**Task requirements:**
Copy out all the entries word for word.

═══

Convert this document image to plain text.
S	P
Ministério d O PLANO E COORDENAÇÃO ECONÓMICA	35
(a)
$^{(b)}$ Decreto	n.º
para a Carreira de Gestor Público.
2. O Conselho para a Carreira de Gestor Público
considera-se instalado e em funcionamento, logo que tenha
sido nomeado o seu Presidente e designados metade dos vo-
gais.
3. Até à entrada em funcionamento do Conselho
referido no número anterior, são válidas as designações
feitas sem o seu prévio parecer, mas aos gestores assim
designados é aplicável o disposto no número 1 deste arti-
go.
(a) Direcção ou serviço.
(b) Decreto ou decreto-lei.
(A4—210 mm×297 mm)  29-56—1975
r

═══

**Solution:**
Convert this document image to plain text.
S	P
Ministério d O PLANO E COORDENAÇÃO ECONÓMICA	35
(a)
$^{(b)}$ Decreto	n.º
para a Carreira de Gestor Público.
2. O Conselho para a Carreira de Gestor Público
considera-se instalado e em funcionamento, logo que tenha
sido nomeado o seu Presidente e designados metade dos vo-
gais.
3. Até à entrada em funcionamento do Conselho
referido no número anterior, são válidas as designações
feitas sem o seu prévio parecer, mas aos gestores assim
designados é aplicável o disposto no número 1 deste arti-
go.
(a) Direcção ou serviço.
(b) Decreto ou decreto-lei.
(A4—210 mm×297 mm)  29-56—1975
r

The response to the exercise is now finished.